Exercise task:
Copy out all of the data exactly as it appears.

Material for the task:
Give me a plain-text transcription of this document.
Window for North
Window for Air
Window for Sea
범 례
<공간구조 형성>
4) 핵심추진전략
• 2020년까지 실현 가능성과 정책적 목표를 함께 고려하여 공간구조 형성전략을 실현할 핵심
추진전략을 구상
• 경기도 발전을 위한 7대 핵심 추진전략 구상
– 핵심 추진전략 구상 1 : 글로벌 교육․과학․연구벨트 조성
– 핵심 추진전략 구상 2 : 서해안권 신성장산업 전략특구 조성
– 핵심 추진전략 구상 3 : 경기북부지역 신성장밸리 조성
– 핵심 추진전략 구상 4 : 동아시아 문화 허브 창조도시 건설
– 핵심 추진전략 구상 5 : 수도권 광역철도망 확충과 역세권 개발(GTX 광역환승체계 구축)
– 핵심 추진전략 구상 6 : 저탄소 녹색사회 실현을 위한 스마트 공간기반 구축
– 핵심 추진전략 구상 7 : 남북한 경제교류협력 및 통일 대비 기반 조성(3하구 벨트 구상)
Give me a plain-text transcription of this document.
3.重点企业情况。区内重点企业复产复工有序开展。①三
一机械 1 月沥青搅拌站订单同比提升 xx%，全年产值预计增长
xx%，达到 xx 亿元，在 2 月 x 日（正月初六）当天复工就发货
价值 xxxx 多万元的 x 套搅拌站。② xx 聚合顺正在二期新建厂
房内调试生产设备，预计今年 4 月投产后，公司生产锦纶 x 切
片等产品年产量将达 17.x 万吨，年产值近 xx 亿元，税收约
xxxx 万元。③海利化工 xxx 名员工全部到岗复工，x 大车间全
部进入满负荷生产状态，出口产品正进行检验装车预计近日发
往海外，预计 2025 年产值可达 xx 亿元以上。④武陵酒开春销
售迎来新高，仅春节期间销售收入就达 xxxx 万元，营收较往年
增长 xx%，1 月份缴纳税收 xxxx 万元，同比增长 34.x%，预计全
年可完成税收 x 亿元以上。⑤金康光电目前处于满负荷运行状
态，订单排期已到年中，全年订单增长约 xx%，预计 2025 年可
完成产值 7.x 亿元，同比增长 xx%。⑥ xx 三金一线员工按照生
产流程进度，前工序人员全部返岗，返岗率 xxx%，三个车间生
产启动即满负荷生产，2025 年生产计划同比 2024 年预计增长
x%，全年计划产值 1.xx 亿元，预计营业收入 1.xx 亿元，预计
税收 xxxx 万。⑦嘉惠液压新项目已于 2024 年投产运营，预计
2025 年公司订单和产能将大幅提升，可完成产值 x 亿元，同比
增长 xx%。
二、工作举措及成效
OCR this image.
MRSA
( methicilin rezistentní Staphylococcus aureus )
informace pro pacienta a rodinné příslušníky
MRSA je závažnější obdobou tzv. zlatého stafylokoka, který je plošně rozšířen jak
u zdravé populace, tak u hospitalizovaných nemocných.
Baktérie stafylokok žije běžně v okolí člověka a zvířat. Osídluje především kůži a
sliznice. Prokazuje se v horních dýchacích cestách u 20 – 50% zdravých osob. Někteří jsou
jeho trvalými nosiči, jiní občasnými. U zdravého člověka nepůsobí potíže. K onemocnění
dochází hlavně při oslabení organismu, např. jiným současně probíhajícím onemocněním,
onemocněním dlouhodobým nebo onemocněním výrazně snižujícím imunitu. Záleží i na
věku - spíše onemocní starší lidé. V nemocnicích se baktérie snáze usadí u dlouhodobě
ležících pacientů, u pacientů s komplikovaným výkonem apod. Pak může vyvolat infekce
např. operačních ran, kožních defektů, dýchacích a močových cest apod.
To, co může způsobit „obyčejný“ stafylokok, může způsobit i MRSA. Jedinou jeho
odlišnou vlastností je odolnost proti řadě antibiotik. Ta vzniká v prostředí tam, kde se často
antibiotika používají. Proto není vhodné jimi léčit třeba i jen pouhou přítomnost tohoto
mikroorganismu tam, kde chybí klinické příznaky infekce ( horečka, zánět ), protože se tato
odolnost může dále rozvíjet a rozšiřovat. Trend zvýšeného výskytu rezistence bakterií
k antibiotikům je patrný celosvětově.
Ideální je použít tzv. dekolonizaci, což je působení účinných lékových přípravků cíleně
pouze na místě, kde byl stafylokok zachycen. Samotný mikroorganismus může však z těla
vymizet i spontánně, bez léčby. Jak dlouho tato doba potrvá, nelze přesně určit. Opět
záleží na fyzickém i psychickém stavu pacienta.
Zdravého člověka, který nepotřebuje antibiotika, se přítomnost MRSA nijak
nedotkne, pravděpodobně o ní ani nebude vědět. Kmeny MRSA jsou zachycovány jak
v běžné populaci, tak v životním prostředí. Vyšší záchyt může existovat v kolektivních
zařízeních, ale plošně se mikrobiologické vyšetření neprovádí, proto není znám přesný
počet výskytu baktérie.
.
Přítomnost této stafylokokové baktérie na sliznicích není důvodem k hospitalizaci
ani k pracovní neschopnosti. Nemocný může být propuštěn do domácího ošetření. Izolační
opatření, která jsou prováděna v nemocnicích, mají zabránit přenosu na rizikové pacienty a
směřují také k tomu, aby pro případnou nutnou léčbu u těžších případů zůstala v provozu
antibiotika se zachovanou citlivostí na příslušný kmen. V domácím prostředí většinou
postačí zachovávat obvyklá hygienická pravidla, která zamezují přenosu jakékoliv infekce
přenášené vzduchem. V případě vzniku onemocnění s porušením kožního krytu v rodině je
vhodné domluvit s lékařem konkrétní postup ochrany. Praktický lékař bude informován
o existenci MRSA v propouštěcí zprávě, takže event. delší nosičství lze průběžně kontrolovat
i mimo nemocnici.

The response:
Give me a plain-text transcription of this document.
Window for North
Window for Air
Window for Sea
범 례
<공간구조 형성>
4) 핵심추진전략
• 2020년까지 실현 가능성과 정책적 목표를 함께 고려하여 공간구조 형성전략을 실현할 핵심
추진전략을 구상
• 경기도 발전을 위한 7대 핵심 추진전략 구상
– 핵심 추진전략 구상 1 : 글로벌 교육․과학․연구벨트 조성
– 핵심 추진전략 구상 2 : 서해안권 신성장산업 전략특구 조성
– 핵심 추진전략 구상 3 : 경기북부지역 신성장밸리 조성
– 핵심 추진전략 구상 4 : 동아시아 문화 허브 창조도시 건설
– 핵심 추진전략 구상 5 : 수도권 광역철도망 확충과 역세권 개발(GTX 광역환승체계 구축)
– 핵심 추진전략 구상 6 : 저탄소 녹색사회 실현을 위한 스마트 공간기반 구축
– 핵심 추진전략 구상 7 : 남북한 경제교류협력 및 통일 대비 기반 조성(3하구 벨트 구상)
Give me a plain-text transcription of this document.
3.重点企业情况。区内重点企业复产复工有序开展。①三
一机械 1 月沥青搅拌站订单同比提升 xx%，全年产值预计增长
xx%，达到 xx 亿元，在 2 月 x 日（正月初六）当天复工就发货
价值 xxxx 多万元的 x 套搅拌站。② xx 聚合顺正在二期新建厂
房内调试生产设备，预计今年 4 月投产后，公司生产锦纶 x 切
片等产品年产量将达 17.x 万吨，年产值近 xx 亿元，税收约
xxxx 万元。③海利化工 xxx 名员工全部到岗复工，x 大车间全
部进入满负荷生产状态，出口产品正进行检验装车预计近日发
往海外，预计 2025 年产值可达 xx 亿元以上。④武陵酒开春销
售迎来新高，仅春节期间销售收入就达 xxxx 万元，营收较往年
增长 xx%，1 月份缴纳税收 xxxx 万元，同比增长 34.x%，预计全
年可完成税收 x 亿元以上。⑤金康光电目前处于满负荷运行状
态，订单排期已到年中，全年订单增长约 xx%，预计 2025 年可
完成产值 7.x 亿元，同比增长 xx%。⑥ xx 三金一线员工按照生
产流程进度，前工序人员全部返岗，返岗率 xxx%，三个车间生
产启动即满负荷生产，2025 年生产计划同比 2024 年预计增长
x%，全年计划产值 1.xx 亿元，预计营业收入 1.xx 亿元，预计
税收 xxxx 万。⑦嘉惠液压新项目已于 2024 年投产运营，预计
2025 年公司订单和产能将大幅提升，可完成产值 x 亿元，同比
增长 xx%。
二、工作举措及成效
OCR this image.
MRSA
( methicilin rezistentní Staphylococcus aureus )
informace pro pacienta a rodinné příslušníky
MRSA je závažnější obdobou tzv. zlatého stafylokoka, který je plošně rozšířen jak
u zdravé populace, tak u hospitalizovaných nemocných.
Baktérie stafylokok žije běžně v okolí člověka a zvířat. Osídluje především kůži a
sliznice. Prokazuje se v horních dýchacích cestách u 20 – 50% zdravých osob. Někteří jsou
jeho trvalými nosiči, jiní občasnými. U zdravého člověka nepůsobí potíže. K onemocnění
dochází hlavně při oslabení organismu, např. jiným současně probíhajícím onemocněním,
onemocněním dlouhodobým nebo onemocněním výrazně snižujícím imunitu. Záleží i na
věku - spíše onemocní starší lidé. V nemocnicích se baktérie snáze usadí u dlouhodobě
ležících pacientů, u pacientů s komplikovaným výkonem apod. Pak může vyvolat infekce
např. operačních ran, kožních defektů, dýchacích a močových cest apod.
To, co může způsobit „obyčejný“ stafylokok, může způsobit i MRSA. Jedinou jeho
odlišnou vlastností je odolnost proti řadě antibiotik. Ta vzniká v prostředí tam, kde se často
antibiotika používají. Proto není vhodné jimi léčit třeba i jen pouhou přítomnost tohoto
mikroorganismu tam, kde chybí klinické příznaky infekce ( horečka, zánět ), protože se tato
odolnost může dále rozvíjet a rozšiřovat. Trend zvýšeného výskytu rezistence bakterií
k antibiotikům je patrný celosvětově.
Ideální je použít tzv. dekolonizaci, což je působení účinných lékových přípravků cíleně
pouze na místě, kde byl stafylokok zachycen. Samotný mikroorganismus může však z těla
vymizet i spontánně, bez léčby. Jak dlouho tato doba potrvá, nelze přesně určit. Opět
záleží na fyzickém i psychickém stavu pacienta.
Zdravého člověka, který nepotřebuje antibiotika, se přítomnost MRSA nijak
nedotkne, pravděpodobně o ní ani nebude vědět. Kmeny MRSA jsou zachycovány jak
v běžné populaci, tak v životním prostředí. Vyšší záchyt může existovat v kolektivních
zařízeních, ale plošně se mikrobiologické vyšetření neprovádí, proto není znám přesný
počet výskytu baktérie.
.
Přítomnost této stafylokokové baktérie na sliznicích není důvodem k hospitalizaci
ani k pracovní neschopnosti. Nemocný může být propuštěn do domácího ošetření. Izolační
opatření, která jsou prováděna v nemocnicích, mají zabránit přenosu na rizikové pacienty a
směřují také k tomu, aby pro případnou nutnou léčbu u těžších případů zůstala v provozu
antibiotika se zachovanou citlivostí na příslušný kmen. V domácím prostředí většinou
postačí zachovávat obvyklá hygienická pravidla, která zamezují přenosu jakékoliv infekce
přenášené vzduchem. V případě vzniku onemocnění s porušením kožního krytu v rodině je
vhodné domluvit s lékařem konkrétní postup ochrany. Praktický lékař bude informován
o existenci MRSA v propouštěcí zprávě, takže event. delší nosičství lze průběžně kontrolovat
i mimo nemocnici.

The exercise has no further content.